Items listed in a dataset:
.....

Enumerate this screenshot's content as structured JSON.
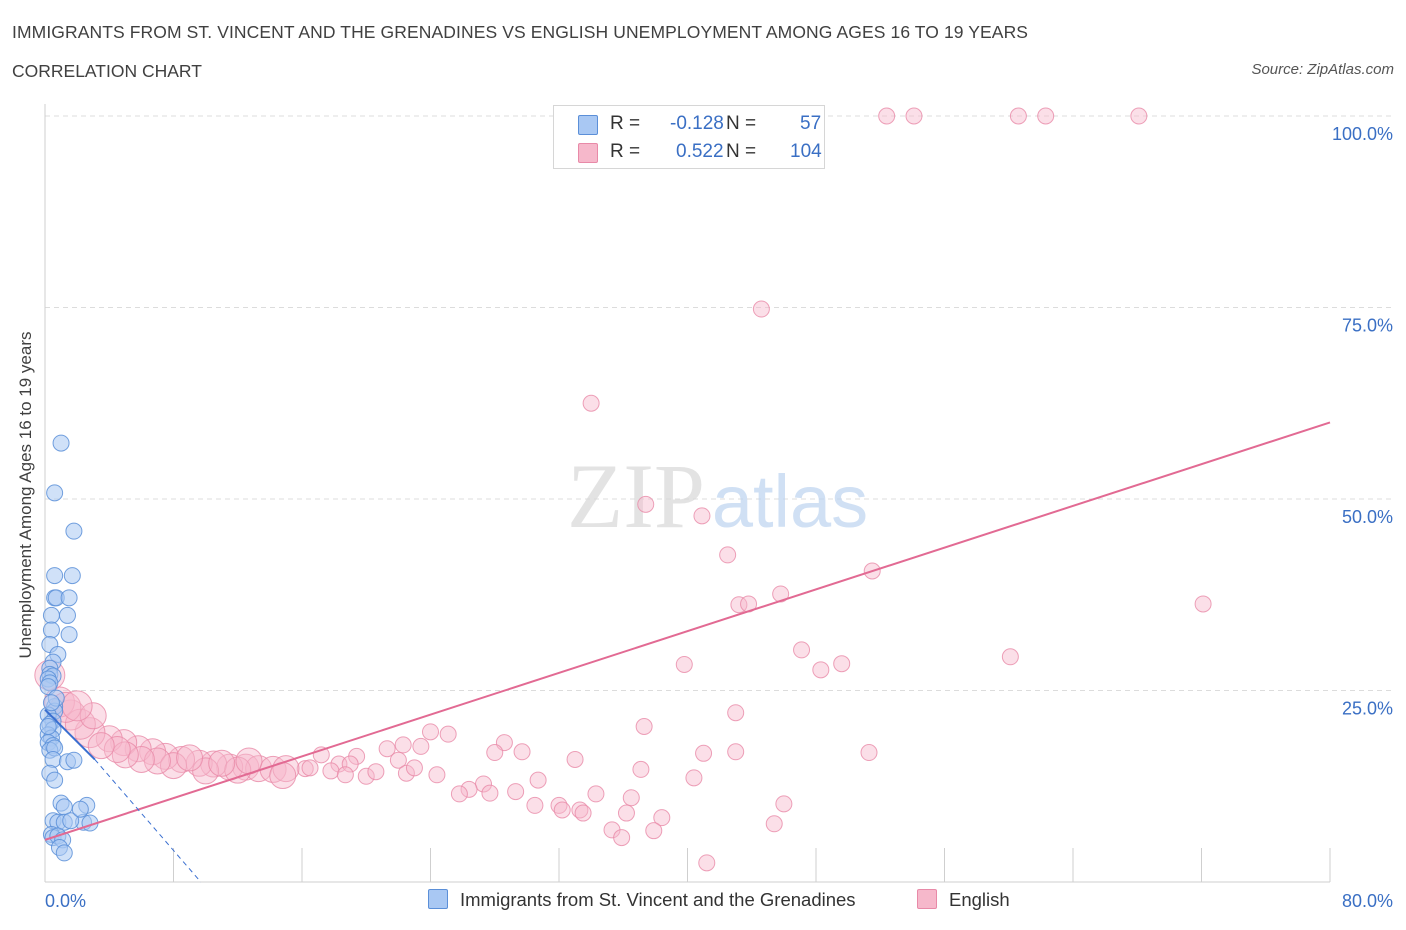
{
  "header": {
    "title": "IMMIGRANTS FROM ST. VINCENT AND THE GRENADINES VS ENGLISH UNEMPLOYMENT AMONG AGES 16 TO 19 YEARS",
    "subtitle": "CORRELATION CHART",
    "source": "Source: ZipAtlas.com"
  },
  "watermark": {
    "zip": "ZIP",
    "atlas": "atlas"
  },
  "legend": {
    "r_label": "R =",
    "n_label": "N =",
    "rows": [
      {
        "series": "Immigrants from St. Vincent and the Grenadines",
        "r": "-0.128",
        "n": "57",
        "color": "#a9c8f3"
      },
      {
        "series": "English",
        "r": "0.522",
        "n": "104",
        "color": "#f6b8cb"
      }
    ]
  },
  "colors": {
    "blue_fill": "#a9c8f3",
    "blue_stroke": "#5b8fd8",
    "blue_line": "#3a6fd0",
    "pink_fill": "#f6b8cb",
    "pink_stroke": "#e88aa8",
    "pink_line": "#e26a93",
    "tick_label": "#3a6fc4",
    "grid": "#dcdcdc"
  },
  "chart_data": {
    "type": "scatter",
    "title": "IMMIGRANTS FROM ST. VINCENT AND THE GRENADINES VS ENGLISH UNEMPLOYMENT AMONG AGES 16 TO 19 YEARS",
    "xlabel": "",
    "ylabel": "Unemployment Among Ages 16 to 19 years",
    "xlim": [
      0,
      80
    ],
    "ylim": [
      0,
      100
    ],
    "x_tick_labels": [
      "0.0%",
      "80.0%"
    ],
    "y_tick_labels": [
      "25.0%",
      "50.0%",
      "75.0%",
      "100.0%"
    ],
    "y_ticks": [
      25,
      50,
      75,
      100
    ],
    "grid": true,
    "legend_position": "top-center",
    "series": [
      {
        "name": "Immigrants from St. Vincent and the Grenadines",
        "color": "#a9c8f3",
        "trend": {
          "x": [
            0,
            3.1
          ],
          "y": [
            22.5,
            16.0
          ],
          "dashed_to": [
            9.7,
            0
          ]
        },
        "points": [
          [
            1.0,
            57.3
          ],
          [
            0.6,
            50.8
          ],
          [
            1.8,
            45.8
          ],
          [
            0.6,
            40.0
          ],
          [
            1.7,
            40.0
          ],
          [
            0.6,
            37.1
          ],
          [
            0.7,
            37.1
          ],
          [
            1.5,
            37.1
          ],
          [
            1.4,
            34.8
          ],
          [
            0.4,
            34.8
          ],
          [
            1.5,
            32.3
          ],
          [
            0.4,
            32.9
          ],
          [
            0.3,
            31.0
          ],
          [
            0.8,
            29.7
          ],
          [
            0.5,
            28.7
          ],
          [
            0.3,
            27.9
          ],
          [
            0.3,
            27.1
          ],
          [
            0.5,
            26.9
          ],
          [
            0.2,
            26.5
          ],
          [
            0.3,
            26.0
          ],
          [
            0.2,
            25.5
          ],
          [
            0.6,
            22.9
          ],
          [
            0.6,
            22.3
          ],
          [
            0.2,
            21.8
          ],
          [
            0.5,
            21.0
          ],
          [
            0.3,
            20.6
          ],
          [
            0.5,
            19.9
          ],
          [
            0.2,
            19.2
          ],
          [
            0.4,
            18.8
          ],
          [
            0.2,
            18.2
          ],
          [
            0.5,
            17.8
          ],
          [
            0.3,
            17.2
          ],
          [
            0.6,
            17.5
          ],
          [
            0.5,
            16.0
          ],
          [
            1.4,
            15.7
          ],
          [
            1.8,
            15.9
          ],
          [
            0.3,
            14.2
          ],
          [
            0.6,
            13.3
          ],
          [
            1.0,
            10.3
          ],
          [
            1.2,
            9.8
          ],
          [
            2.6,
            10.0
          ],
          [
            0.5,
            8.0
          ],
          [
            0.8,
            7.8
          ],
          [
            1.2,
            7.8
          ],
          [
            2.4,
            7.8
          ],
          [
            2.8,
            7.7
          ],
          [
            1.6,
            8.0
          ],
          [
            0.4,
            6.2
          ],
          [
            0.5,
            5.8
          ],
          [
            0.8,
            6.0
          ],
          [
            1.1,
            5.5
          ],
          [
            0.9,
            4.5
          ],
          [
            1.2,
            3.8
          ],
          [
            0.2,
            20.3
          ],
          [
            0.7,
            24.0
          ],
          [
            0.4,
            23.4
          ],
          [
            2.2,
            9.5
          ]
        ]
      },
      {
        "name": "English",
        "color": "#f6b8cb",
        "trend": {
          "x": [
            0,
            80
          ],
          "y": [
            5.5,
            60.0
          ]
        },
        "points": [
          [
            52.4,
            100.0
          ],
          [
            54.1,
            100.0
          ],
          [
            60.6,
            100.0
          ],
          [
            62.3,
            100.0
          ],
          [
            68.1,
            100.0
          ],
          [
            44.6,
            74.8
          ],
          [
            34.0,
            62.5
          ],
          [
            37.4,
            49.3
          ],
          [
            40.9,
            47.8
          ],
          [
            42.5,
            42.7
          ],
          [
            51.5,
            40.6
          ],
          [
            45.8,
            37.6
          ],
          [
            43.2,
            36.2
          ],
          [
            43.8,
            36.3
          ],
          [
            72.1,
            36.3
          ],
          [
            47.1,
            30.3
          ],
          [
            60.1,
            29.4
          ],
          [
            39.8,
            28.4
          ],
          [
            49.6,
            28.5
          ],
          [
            48.3,
            27.7
          ],
          [
            43.0,
            22.1
          ],
          [
            37.3,
            20.3
          ],
          [
            25.1,
            19.3
          ],
          [
            24.0,
            19.6
          ],
          [
            28.6,
            18.2
          ],
          [
            22.3,
            17.9
          ],
          [
            21.3,
            17.4
          ],
          [
            23.4,
            17.7
          ],
          [
            28.0,
            16.9
          ],
          [
            29.7,
            17.0
          ],
          [
            51.3,
            16.9
          ],
          [
            19.4,
            16.4
          ],
          [
            43.0,
            17.0
          ],
          [
            41.0,
            16.8
          ],
          [
            33.0,
            16.0
          ],
          [
            17.2,
            16.6
          ],
          [
            18.3,
            15.4
          ],
          [
            22.0,
            15.9
          ],
          [
            16.2,
            14.8
          ],
          [
            17.8,
            14.5
          ],
          [
            20.0,
            13.8
          ],
          [
            22.5,
            14.2
          ],
          [
            24.4,
            14.0
          ],
          [
            37.1,
            14.7
          ],
          [
            40.4,
            13.6
          ],
          [
            27.3,
            12.8
          ],
          [
            26.4,
            12.1
          ],
          [
            30.7,
            13.3
          ],
          [
            25.8,
            11.5
          ],
          [
            27.7,
            11.6
          ],
          [
            29.3,
            11.8
          ],
          [
            34.3,
            11.5
          ],
          [
            36.5,
            11.0
          ],
          [
            32.0,
            10.0
          ],
          [
            30.5,
            10.0
          ],
          [
            46.0,
            10.2
          ],
          [
            33.3,
            9.4
          ],
          [
            32.2,
            9.4
          ],
          [
            33.5,
            9.0
          ],
          [
            36.2,
            9.0
          ],
          [
            38.4,
            8.4
          ],
          [
            45.4,
            7.6
          ],
          [
            37.9,
            6.7
          ],
          [
            35.3,
            6.8
          ],
          [
            35.9,
            5.8
          ],
          [
            41.2,
            2.5
          ],
          [
            12.5,
            15.0
          ],
          [
            11.5,
            15.0
          ],
          [
            10.5,
            15.4
          ],
          [
            9.6,
            15.5
          ],
          [
            8.5,
            16.0
          ],
          [
            7.5,
            16.4
          ],
          [
            6.7,
            17.0
          ],
          [
            5.8,
            17.4
          ],
          [
            4.9,
            18.2
          ],
          [
            4.0,
            18.7
          ],
          [
            2.8,
            19.5
          ],
          [
            1.6,
            21.8
          ],
          [
            0.9,
            23.5
          ],
          [
            0.3,
            27.0
          ],
          [
            13.3,
            14.8
          ],
          [
            14.2,
            14.7
          ],
          [
            15.0,
            14.8
          ],
          [
            12.0,
            14.6
          ],
          [
            10.0,
            14.5
          ],
          [
            8.0,
            15.2
          ],
          [
            7.0,
            15.8
          ],
          [
            6.0,
            16.0
          ],
          [
            5.0,
            16.6
          ],
          [
            4.5,
            17.3
          ],
          [
            3.5,
            17.8
          ],
          [
            2.2,
            20.6
          ],
          [
            3.0,
            21.7
          ],
          [
            1.3,
            22.8
          ],
          [
            14.8,
            13.9
          ],
          [
            16.5,
            14.9
          ],
          [
            19.0,
            15.4
          ],
          [
            20.6,
            14.4
          ],
          [
            23.0,
            14.9
          ],
          [
            18.7,
            14.0
          ],
          [
            11.0,
            15.5
          ],
          [
            9.0,
            16.2
          ],
          [
            2.0,
            23.0
          ],
          [
            12.7,
            15.8
          ]
        ]
      }
    ]
  }
}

.....

§ Exercise details:
Collect each line of the entries that has the word "name", copying it in full.

§ Answer for the task:
        "name": "Immigrants from St. Vincent and the Grenadines",
        "name": "English",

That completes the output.